### Exercise prompt
Tally the lines that hold the string "screenshot", and reply with the count alone.

### Entries supplied
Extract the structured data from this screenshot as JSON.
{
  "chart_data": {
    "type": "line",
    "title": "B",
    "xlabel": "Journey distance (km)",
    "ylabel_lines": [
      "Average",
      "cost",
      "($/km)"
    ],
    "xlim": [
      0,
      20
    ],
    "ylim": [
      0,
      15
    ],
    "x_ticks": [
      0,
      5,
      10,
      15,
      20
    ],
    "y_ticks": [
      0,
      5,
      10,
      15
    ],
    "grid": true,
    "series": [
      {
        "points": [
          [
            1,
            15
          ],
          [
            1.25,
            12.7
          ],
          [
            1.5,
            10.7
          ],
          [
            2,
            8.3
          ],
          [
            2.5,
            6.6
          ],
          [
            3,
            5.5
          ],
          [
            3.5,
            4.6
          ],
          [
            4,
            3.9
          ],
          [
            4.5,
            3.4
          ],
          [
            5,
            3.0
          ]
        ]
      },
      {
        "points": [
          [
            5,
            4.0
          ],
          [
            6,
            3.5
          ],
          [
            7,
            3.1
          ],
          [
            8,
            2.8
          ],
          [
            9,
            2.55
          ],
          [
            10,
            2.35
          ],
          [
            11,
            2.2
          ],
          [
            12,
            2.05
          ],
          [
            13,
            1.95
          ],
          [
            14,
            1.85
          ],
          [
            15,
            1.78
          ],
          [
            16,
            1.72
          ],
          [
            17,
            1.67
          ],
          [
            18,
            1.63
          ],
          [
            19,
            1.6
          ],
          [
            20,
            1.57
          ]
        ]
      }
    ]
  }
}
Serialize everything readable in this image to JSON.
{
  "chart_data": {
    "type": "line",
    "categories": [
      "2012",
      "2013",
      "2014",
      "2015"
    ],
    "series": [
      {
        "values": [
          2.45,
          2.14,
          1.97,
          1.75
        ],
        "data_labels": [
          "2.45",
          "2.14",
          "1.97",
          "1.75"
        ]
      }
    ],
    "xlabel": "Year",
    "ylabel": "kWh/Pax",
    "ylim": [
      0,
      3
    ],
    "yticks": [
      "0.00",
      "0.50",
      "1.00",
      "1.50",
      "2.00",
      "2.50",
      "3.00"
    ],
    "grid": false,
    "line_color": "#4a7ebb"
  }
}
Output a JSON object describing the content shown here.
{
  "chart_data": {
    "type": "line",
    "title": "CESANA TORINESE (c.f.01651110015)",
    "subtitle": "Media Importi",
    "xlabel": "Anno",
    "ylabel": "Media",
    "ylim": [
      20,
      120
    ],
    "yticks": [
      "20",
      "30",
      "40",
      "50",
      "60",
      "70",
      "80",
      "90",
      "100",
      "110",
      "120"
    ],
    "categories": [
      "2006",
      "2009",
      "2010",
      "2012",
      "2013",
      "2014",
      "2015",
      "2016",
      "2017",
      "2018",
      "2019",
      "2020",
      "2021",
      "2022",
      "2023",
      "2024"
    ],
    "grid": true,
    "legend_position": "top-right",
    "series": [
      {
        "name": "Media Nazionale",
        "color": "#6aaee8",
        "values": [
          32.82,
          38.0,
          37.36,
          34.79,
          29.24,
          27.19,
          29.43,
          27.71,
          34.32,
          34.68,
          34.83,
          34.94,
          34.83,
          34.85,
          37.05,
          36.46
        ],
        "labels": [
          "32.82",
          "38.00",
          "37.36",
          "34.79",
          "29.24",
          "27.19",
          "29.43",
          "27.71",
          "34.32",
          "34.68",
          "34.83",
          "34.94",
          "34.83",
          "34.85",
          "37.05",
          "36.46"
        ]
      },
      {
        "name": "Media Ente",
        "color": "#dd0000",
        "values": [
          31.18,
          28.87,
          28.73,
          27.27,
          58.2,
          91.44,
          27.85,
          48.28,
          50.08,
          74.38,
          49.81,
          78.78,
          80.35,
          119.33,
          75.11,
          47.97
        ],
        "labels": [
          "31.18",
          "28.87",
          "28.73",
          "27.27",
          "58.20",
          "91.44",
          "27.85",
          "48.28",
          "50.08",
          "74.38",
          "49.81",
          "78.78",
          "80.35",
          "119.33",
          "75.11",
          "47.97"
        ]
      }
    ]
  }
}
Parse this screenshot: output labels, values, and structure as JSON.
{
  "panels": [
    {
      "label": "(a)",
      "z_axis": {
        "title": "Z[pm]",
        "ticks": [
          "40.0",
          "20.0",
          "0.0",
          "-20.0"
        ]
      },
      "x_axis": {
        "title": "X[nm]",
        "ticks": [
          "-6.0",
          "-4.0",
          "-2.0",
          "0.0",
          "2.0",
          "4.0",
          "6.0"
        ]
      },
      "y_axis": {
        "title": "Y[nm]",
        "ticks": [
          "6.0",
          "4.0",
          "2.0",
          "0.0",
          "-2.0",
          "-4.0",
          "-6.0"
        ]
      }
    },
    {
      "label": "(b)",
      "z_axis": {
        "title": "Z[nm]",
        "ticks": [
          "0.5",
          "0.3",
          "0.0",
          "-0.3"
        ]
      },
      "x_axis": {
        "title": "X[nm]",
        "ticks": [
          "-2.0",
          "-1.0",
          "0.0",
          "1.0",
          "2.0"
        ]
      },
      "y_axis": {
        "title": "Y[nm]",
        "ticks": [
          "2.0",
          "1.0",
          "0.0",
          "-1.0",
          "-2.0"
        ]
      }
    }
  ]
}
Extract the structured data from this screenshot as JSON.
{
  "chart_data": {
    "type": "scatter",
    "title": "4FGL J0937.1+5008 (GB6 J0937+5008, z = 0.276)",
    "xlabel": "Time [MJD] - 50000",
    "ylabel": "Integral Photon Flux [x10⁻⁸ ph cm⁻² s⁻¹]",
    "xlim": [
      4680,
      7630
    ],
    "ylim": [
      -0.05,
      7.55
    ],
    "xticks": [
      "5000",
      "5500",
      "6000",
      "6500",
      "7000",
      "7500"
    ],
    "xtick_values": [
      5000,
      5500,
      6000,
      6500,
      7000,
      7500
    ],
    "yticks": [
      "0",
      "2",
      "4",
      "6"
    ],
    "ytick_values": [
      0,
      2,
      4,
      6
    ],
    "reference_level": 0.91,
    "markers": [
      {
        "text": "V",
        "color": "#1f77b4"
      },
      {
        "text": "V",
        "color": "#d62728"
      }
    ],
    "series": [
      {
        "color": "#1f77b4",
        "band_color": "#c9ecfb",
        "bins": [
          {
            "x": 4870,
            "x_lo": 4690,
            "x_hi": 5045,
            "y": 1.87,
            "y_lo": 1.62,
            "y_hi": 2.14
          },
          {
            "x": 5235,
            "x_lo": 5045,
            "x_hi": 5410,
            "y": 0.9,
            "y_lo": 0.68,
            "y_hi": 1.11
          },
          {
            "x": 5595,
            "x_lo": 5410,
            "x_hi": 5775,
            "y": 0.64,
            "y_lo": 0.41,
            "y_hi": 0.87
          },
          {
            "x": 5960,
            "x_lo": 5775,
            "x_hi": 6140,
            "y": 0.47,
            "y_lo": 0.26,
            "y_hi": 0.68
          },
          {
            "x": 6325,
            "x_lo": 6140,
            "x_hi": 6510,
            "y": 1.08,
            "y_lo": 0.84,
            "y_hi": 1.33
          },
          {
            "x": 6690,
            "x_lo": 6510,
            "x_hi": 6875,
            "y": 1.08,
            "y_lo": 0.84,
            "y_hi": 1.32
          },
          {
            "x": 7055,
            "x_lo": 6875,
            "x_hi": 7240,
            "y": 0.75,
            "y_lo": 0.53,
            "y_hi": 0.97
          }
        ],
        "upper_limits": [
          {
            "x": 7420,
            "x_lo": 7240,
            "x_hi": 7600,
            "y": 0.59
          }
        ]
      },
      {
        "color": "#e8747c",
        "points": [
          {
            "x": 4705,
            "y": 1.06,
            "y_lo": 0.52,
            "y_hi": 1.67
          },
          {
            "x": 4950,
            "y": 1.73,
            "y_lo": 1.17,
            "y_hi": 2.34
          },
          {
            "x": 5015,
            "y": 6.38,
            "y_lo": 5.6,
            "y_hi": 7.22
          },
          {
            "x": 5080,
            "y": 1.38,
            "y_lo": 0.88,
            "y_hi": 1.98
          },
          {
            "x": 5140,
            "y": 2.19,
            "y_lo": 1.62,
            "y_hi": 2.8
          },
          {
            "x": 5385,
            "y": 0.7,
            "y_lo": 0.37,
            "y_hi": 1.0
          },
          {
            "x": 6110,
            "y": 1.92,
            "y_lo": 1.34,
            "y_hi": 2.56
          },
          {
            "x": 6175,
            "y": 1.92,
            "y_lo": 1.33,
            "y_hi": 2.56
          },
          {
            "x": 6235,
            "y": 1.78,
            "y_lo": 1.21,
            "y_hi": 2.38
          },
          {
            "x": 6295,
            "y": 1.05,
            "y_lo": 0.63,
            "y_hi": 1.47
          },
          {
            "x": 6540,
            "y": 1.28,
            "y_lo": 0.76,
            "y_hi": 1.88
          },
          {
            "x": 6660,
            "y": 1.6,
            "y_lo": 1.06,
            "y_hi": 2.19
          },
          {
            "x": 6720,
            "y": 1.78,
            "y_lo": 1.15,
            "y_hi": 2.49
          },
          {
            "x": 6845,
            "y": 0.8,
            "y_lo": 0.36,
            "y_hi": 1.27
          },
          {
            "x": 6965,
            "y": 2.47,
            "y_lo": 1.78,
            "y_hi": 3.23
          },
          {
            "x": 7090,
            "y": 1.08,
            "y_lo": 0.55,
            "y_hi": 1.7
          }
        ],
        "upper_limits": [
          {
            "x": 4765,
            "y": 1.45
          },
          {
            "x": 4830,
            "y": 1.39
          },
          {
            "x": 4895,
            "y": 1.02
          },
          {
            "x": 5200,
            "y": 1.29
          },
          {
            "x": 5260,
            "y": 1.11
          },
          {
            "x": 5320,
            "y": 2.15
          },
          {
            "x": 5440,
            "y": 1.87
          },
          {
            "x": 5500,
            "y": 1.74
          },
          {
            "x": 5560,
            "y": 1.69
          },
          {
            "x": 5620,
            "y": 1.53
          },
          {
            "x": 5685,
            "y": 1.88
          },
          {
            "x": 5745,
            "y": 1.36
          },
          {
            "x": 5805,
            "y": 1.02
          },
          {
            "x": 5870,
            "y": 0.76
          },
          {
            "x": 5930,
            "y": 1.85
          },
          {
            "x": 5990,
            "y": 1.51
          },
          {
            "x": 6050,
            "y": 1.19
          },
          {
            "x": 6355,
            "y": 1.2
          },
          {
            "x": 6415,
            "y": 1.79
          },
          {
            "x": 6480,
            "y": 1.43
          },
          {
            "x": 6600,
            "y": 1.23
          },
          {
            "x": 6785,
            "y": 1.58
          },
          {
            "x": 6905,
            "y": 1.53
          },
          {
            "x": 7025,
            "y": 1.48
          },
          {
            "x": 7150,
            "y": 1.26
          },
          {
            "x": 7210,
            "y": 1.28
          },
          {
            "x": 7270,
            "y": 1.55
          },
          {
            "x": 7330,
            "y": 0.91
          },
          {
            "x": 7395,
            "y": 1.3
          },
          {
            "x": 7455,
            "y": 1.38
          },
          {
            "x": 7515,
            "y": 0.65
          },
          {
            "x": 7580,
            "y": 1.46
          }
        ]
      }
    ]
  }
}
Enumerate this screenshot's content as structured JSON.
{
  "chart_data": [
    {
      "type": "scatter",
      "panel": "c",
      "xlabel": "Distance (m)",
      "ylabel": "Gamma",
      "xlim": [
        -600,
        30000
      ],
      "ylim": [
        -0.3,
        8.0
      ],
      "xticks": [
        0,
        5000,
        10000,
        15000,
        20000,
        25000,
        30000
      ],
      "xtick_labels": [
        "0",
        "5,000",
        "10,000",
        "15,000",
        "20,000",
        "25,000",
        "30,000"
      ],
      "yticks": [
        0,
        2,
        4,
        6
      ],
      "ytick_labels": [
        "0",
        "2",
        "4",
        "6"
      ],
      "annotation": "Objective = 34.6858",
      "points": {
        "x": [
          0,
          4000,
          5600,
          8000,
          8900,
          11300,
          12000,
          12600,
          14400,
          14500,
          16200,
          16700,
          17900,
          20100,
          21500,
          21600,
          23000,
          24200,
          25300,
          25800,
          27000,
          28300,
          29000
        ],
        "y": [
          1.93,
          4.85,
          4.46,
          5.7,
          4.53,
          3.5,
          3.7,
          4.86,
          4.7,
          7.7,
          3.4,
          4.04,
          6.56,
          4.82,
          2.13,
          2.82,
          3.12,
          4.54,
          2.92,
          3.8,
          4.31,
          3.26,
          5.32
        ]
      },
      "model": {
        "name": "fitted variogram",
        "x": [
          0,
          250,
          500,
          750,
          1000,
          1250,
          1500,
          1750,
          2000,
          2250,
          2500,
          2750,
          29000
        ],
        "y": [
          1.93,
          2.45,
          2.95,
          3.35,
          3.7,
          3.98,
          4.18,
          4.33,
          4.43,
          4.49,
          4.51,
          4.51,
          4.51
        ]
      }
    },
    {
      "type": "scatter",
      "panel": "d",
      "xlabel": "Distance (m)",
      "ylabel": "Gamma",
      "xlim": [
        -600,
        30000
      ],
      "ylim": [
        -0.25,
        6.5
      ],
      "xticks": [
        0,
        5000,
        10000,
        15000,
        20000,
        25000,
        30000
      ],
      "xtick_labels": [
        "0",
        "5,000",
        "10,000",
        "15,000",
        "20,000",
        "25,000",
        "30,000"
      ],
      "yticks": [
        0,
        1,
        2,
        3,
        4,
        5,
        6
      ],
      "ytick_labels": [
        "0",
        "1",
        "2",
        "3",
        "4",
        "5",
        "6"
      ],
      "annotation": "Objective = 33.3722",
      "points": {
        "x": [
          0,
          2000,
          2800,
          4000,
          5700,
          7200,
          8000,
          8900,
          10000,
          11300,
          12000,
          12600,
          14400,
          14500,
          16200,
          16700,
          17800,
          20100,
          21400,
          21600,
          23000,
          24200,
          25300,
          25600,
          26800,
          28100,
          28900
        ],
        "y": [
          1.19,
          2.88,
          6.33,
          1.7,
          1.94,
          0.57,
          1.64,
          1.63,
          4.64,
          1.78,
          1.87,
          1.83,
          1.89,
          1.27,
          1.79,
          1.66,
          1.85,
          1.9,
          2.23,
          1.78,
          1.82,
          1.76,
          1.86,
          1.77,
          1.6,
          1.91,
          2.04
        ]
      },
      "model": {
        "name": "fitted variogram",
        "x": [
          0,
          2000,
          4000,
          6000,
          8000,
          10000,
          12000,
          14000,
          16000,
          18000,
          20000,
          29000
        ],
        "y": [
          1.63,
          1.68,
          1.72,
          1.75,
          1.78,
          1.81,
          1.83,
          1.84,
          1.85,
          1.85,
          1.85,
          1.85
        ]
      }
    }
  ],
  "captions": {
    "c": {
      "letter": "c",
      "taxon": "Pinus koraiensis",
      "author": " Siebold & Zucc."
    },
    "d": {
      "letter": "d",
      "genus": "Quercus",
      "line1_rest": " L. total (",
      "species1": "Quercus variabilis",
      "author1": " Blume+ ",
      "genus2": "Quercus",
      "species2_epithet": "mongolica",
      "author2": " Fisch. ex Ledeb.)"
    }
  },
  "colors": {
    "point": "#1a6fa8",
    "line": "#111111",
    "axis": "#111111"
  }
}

### Reply
4